**EXERCISE BRIEF**
Reproduce each line of the records below verbatim, in the same order.

** BEGIN INPUT RECORDS **

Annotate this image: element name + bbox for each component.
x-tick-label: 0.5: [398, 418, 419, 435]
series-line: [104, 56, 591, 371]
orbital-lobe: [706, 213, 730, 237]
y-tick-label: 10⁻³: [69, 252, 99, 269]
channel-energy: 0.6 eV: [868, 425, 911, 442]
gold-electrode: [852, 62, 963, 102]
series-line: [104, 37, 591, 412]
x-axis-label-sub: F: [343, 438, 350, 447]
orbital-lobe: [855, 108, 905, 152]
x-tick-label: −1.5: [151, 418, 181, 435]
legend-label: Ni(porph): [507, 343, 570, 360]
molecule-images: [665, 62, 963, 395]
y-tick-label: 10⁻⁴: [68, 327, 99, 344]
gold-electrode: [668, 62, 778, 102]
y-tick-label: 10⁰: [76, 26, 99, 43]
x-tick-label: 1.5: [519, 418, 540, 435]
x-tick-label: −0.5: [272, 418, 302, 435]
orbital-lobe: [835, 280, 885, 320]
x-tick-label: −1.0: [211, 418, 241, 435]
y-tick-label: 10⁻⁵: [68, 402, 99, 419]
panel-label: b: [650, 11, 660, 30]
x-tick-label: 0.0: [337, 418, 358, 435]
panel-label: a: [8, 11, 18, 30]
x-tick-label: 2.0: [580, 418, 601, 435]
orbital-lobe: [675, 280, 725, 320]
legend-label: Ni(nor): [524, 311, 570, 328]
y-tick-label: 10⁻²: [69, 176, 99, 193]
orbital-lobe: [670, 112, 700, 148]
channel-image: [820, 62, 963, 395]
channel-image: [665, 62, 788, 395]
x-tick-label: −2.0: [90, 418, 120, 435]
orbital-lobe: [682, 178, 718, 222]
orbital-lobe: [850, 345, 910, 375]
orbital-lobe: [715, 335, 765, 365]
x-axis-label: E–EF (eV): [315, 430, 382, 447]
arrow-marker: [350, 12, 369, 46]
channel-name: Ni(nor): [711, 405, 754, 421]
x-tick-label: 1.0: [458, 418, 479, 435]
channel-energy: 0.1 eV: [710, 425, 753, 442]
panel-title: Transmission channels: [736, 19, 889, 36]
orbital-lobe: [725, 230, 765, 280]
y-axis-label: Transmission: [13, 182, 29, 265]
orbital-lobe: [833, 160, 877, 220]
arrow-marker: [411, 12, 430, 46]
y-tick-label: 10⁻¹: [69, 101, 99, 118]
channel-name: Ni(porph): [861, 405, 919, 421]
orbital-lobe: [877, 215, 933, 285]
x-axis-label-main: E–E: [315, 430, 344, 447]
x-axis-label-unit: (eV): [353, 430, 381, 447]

** END INPUT RECORDS **

**PROBLEM SOLUTION**
Annotate this image: element name + bbox for each component.
x-tick-label: 0.5: [398, 418, 419, 435]
series-line: [104, 56, 591, 371]
orbital-lobe: [706, 213, 730, 237]
y-tick-label: 10⁻³: [69, 252, 99, 269]
channel-energy: 0.6 eV: [868, 425, 911, 442]
gold-electrode: [852, 62, 963, 102]
series-line: [104, 37, 591, 412]
x-axis-label-sub: F: [343, 438, 350, 447]
orbital-lobe: [855, 108, 905, 152]
x-tick-label: −1.5: [151, 418, 181, 435]
legend-label: Ni(porph): [507, 343, 570, 360]
molecule-images: [665, 62, 963, 395]
y-tick-label: 10⁻⁴: [68, 327, 99, 344]
gold-electrode: [668, 62, 778, 102]
y-tick-label: 10⁰: [76, 26, 99, 43]
x-tick-label: 1.5: [519, 418, 540, 435]
x-tick-label: −0.5: [272, 418, 302, 435]
orbital-lobe: [835, 280, 885, 320]
x-tick-label: −1.0: [211, 418, 241, 435]
y-tick-label: 10⁻⁵: [68, 402, 99, 419]
panel-label: b: [650, 11, 660, 30]
x-tick-label: 0.0: [337, 418, 358, 435]
panel-label: a: [8, 11, 18, 30]
x-tick-label: 2.0: [580, 418, 601, 435]
orbital-lobe: [675, 280, 725, 320]
legend-label: Ni(nor): [524, 311, 570, 328]
y-tick-label: 10⁻²: [69, 176, 99, 193]
orbital-lobe: [670, 112, 700, 148]
channel-image: [820, 62, 963, 395]
channel-image: [665, 62, 788, 395]
x-tick-label: −2.0: [90, 418, 120, 435]
orbital-lobe: [682, 178, 718, 222]
orbital-lobe: [850, 345, 910, 375]
orbital-lobe: [715, 335, 765, 365]
x-axis-label: E–EF (eV): [315, 430, 382, 447]
arrow-marker: [350, 12, 369, 46]
channel-name: Ni(nor): [711, 405, 754, 421]
x-tick-label: 1.0: [458, 418, 479, 435]
channel-energy: 0.1 eV: [710, 425, 753, 442]
panel-title: Transmission channels: [736, 19, 889, 36]
orbital-lobe: [725, 230, 765, 280]
y-axis-label: Transmission: [13, 182, 29, 265]
orbital-lobe: [833, 160, 877, 220]
arrow-marker: [411, 12, 430, 46]
y-tick-label: 10⁻¹: [69, 101, 99, 118]
channel-name: Ni(porph): [861, 405, 919, 421]
orbital-lobe: [877, 215, 933, 285]
x-axis-label-main: E–E: [315, 430, 344, 447]
x-axis-label-unit: (eV): [353, 430, 381, 447]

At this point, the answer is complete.